▶ **과제 목표**:
"home-icon bbox=[111, 2220, 167, 2282]" 문자열이 들어 있는 줄부터 "greeting: Hello, D bbox=[50, 245, 352, 485]" 문자열이 들어 있는 줄까지, 양 끝 줄을 포함한 부분만 그대로 출력하시오.

----- 데이터 행

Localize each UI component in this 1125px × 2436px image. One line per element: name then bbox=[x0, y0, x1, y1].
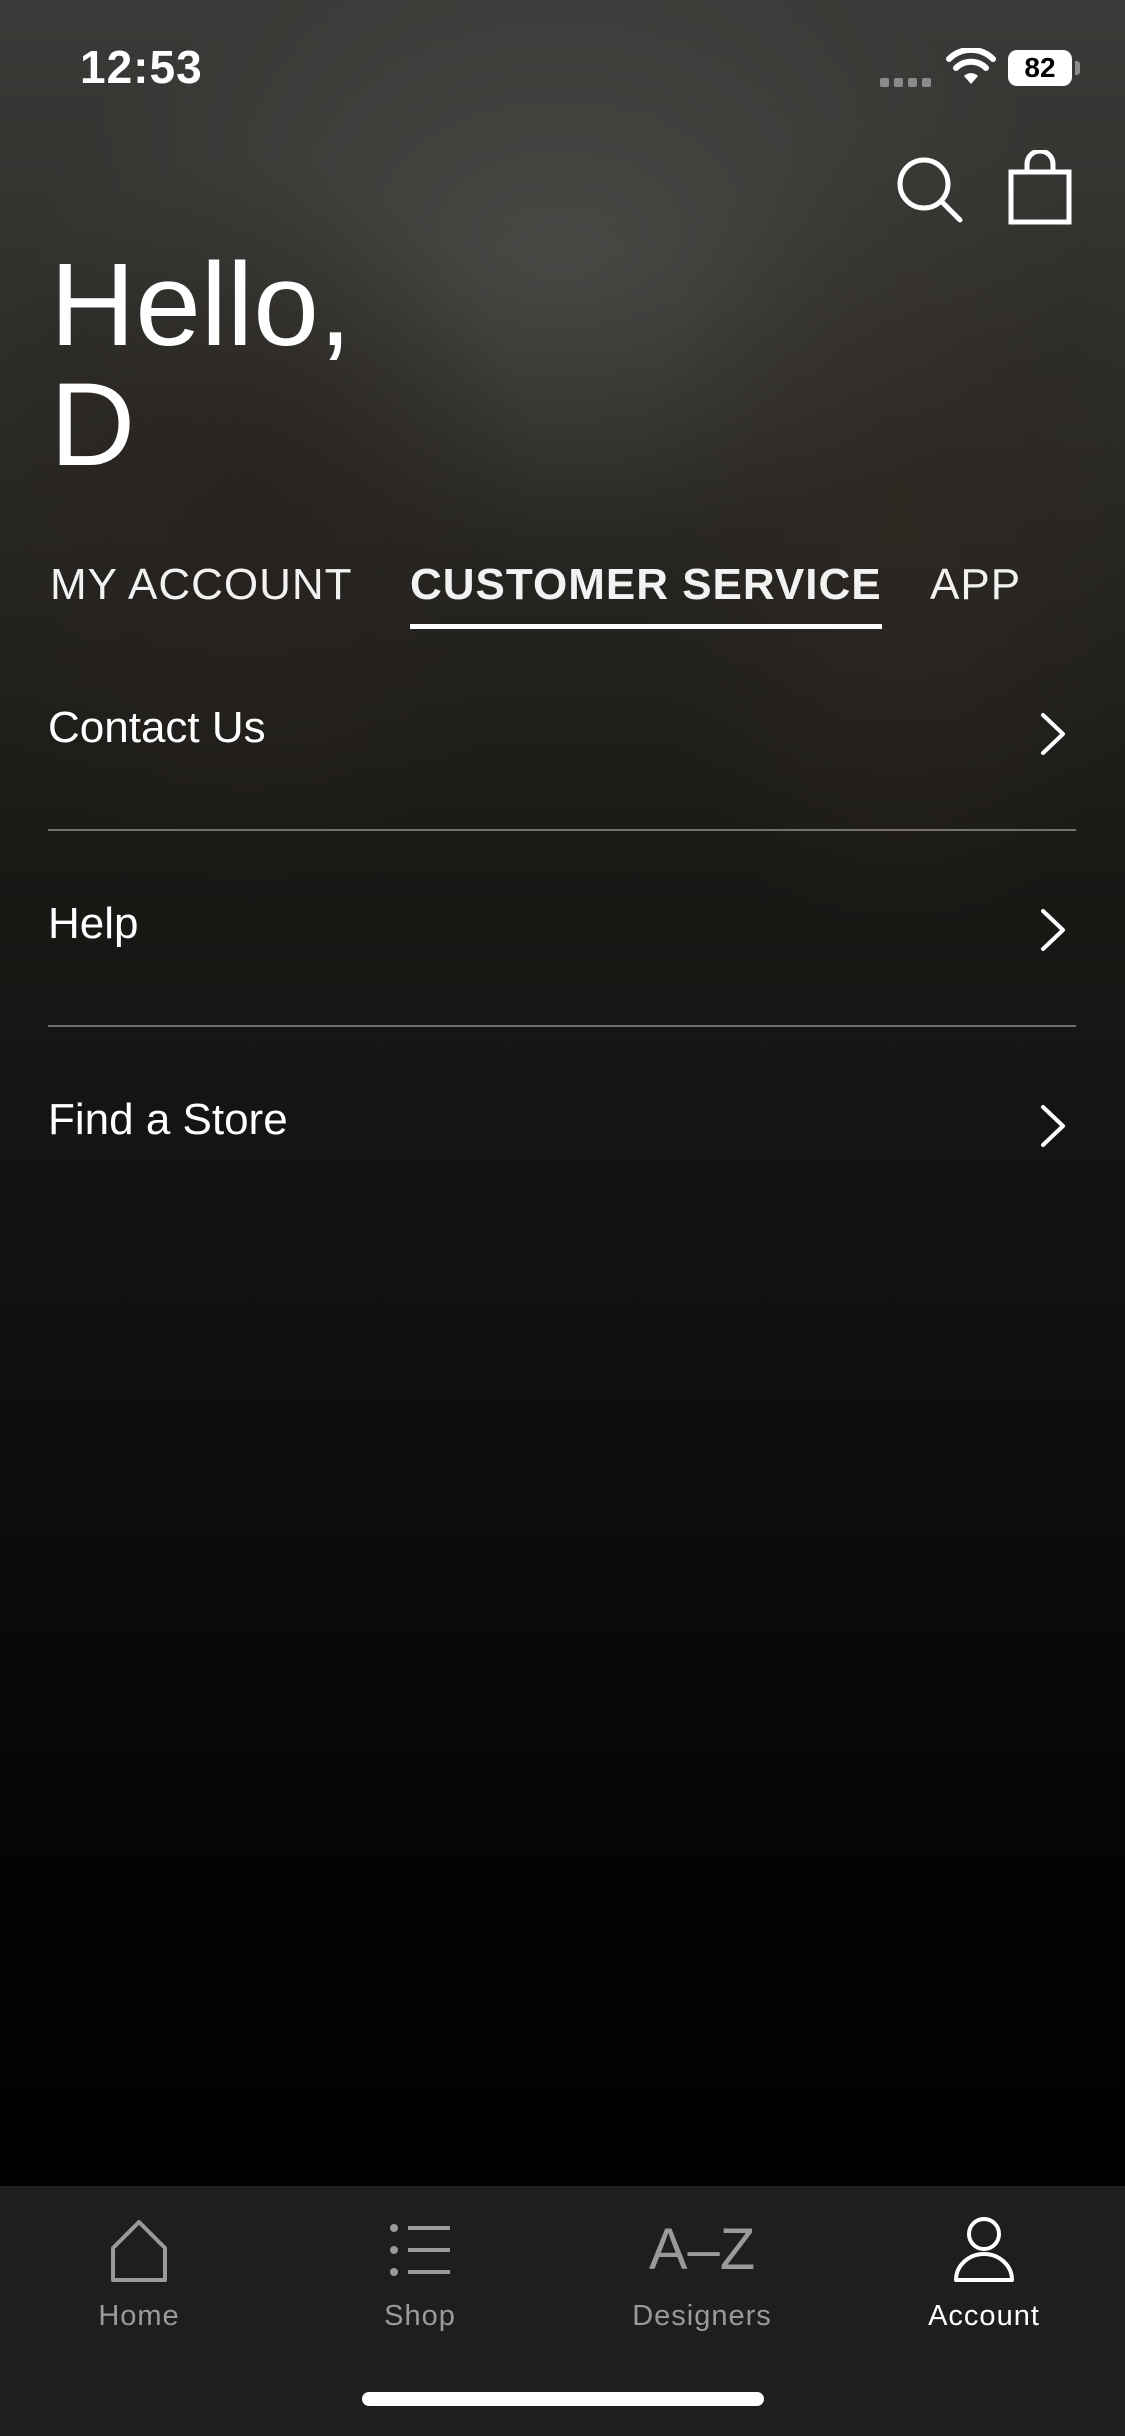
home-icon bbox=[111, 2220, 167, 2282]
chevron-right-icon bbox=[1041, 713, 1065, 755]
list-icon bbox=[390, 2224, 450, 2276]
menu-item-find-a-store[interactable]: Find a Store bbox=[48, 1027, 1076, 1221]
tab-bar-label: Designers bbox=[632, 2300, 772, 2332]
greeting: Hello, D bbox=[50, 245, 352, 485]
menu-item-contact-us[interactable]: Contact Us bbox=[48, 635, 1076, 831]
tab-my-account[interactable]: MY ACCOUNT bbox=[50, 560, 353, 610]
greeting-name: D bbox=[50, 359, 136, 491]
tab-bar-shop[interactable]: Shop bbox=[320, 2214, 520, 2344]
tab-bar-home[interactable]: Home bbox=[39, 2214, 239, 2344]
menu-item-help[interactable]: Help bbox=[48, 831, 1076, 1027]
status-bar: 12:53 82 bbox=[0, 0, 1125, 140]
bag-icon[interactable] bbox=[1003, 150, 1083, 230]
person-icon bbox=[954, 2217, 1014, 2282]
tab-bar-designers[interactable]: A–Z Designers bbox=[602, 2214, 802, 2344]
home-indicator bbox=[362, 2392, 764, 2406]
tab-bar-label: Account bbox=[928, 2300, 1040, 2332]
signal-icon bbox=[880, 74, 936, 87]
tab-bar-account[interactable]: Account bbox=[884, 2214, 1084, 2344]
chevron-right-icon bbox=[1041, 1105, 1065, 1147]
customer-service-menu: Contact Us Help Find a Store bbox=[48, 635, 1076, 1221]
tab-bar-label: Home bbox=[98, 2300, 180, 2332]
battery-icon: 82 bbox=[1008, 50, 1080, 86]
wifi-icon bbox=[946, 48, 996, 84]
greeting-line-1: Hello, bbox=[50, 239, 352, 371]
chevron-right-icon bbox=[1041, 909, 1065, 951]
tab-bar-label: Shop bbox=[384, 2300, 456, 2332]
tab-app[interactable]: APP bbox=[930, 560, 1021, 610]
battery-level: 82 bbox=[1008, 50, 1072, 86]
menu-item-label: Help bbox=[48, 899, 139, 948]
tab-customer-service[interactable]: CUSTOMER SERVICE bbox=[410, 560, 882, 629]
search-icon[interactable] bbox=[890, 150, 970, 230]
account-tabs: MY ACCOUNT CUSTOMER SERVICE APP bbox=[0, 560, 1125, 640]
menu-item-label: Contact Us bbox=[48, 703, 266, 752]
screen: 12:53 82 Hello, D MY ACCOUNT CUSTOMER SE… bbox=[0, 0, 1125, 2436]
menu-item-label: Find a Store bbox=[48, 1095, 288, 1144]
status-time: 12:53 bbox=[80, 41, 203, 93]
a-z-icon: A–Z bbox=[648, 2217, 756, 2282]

----------
----- 데이터 행

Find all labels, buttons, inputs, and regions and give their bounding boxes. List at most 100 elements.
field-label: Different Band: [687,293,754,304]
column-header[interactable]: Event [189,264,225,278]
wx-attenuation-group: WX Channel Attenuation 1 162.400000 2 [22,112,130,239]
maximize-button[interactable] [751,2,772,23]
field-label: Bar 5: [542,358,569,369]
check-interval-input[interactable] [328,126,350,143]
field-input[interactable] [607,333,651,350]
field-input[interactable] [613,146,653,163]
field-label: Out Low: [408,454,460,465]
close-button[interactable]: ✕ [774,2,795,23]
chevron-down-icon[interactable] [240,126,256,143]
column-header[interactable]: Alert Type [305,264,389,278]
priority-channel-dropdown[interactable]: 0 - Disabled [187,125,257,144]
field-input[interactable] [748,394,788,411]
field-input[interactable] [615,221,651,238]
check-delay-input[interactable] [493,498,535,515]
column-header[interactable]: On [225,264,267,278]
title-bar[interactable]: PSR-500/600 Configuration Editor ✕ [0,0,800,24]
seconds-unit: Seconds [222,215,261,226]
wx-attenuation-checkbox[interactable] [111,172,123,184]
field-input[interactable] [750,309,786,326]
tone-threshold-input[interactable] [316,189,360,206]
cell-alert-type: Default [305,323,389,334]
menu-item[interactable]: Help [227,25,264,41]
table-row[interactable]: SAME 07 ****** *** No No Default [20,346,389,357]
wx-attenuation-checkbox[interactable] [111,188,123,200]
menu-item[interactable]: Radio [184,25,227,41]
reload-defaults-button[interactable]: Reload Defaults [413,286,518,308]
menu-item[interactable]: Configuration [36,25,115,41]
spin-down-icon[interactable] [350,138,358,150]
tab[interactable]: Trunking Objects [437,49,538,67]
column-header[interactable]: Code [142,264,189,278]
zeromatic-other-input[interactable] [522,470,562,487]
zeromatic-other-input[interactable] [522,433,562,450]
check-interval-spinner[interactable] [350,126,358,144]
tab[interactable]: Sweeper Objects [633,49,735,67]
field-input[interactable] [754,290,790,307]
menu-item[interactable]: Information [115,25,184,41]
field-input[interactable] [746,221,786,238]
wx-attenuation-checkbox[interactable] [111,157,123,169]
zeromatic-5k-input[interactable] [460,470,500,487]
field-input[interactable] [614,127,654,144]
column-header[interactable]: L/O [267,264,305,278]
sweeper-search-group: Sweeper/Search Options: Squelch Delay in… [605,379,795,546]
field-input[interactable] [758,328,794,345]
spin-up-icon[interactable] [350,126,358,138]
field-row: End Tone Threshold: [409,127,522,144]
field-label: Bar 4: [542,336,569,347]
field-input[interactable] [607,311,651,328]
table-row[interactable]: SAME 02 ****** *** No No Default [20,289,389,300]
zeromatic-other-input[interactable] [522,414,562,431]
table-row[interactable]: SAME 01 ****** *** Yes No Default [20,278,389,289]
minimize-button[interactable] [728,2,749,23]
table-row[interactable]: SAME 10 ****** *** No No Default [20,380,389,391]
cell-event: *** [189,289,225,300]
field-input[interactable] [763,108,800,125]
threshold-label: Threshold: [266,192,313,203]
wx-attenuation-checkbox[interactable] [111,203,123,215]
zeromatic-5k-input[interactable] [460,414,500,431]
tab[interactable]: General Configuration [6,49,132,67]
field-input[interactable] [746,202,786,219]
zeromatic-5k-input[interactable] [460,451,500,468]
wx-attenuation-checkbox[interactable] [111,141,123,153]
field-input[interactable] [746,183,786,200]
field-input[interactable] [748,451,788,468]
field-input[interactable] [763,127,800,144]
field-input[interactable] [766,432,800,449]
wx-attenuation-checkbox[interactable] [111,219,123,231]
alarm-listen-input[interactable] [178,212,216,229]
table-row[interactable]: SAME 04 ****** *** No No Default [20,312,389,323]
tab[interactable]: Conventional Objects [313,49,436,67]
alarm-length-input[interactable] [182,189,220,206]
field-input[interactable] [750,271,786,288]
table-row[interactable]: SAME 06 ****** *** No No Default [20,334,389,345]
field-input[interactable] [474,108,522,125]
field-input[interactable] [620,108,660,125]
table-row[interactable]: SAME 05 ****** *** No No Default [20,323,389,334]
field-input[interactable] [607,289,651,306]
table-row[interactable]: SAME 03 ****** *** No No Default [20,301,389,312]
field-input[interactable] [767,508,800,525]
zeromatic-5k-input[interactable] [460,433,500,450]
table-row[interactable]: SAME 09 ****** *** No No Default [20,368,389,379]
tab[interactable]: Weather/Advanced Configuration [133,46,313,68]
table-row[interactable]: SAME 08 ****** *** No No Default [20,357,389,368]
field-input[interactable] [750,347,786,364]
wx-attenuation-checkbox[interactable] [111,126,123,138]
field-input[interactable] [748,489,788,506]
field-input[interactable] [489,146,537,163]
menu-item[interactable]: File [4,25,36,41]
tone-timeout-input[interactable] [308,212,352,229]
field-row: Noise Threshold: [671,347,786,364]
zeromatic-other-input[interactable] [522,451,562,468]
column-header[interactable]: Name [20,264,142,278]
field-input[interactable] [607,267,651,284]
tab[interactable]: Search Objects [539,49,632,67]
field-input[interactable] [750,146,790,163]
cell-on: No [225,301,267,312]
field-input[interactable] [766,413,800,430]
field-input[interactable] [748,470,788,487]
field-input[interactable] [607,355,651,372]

----------

▶ **전체 답안**:
home-icon bbox=[111, 2220, 167, 2282]
chevron-right-icon bbox=[1041, 713, 1065, 755]
list-icon bbox=[390, 2224, 450, 2276]
menu-item-find-a-store[interactable]: Find a Store bbox=[48, 1027, 1076, 1221]
tab-bar-label: Designers bbox=[632, 2300, 772, 2332]
greeting: Hello, D bbox=[50, 245, 352, 485]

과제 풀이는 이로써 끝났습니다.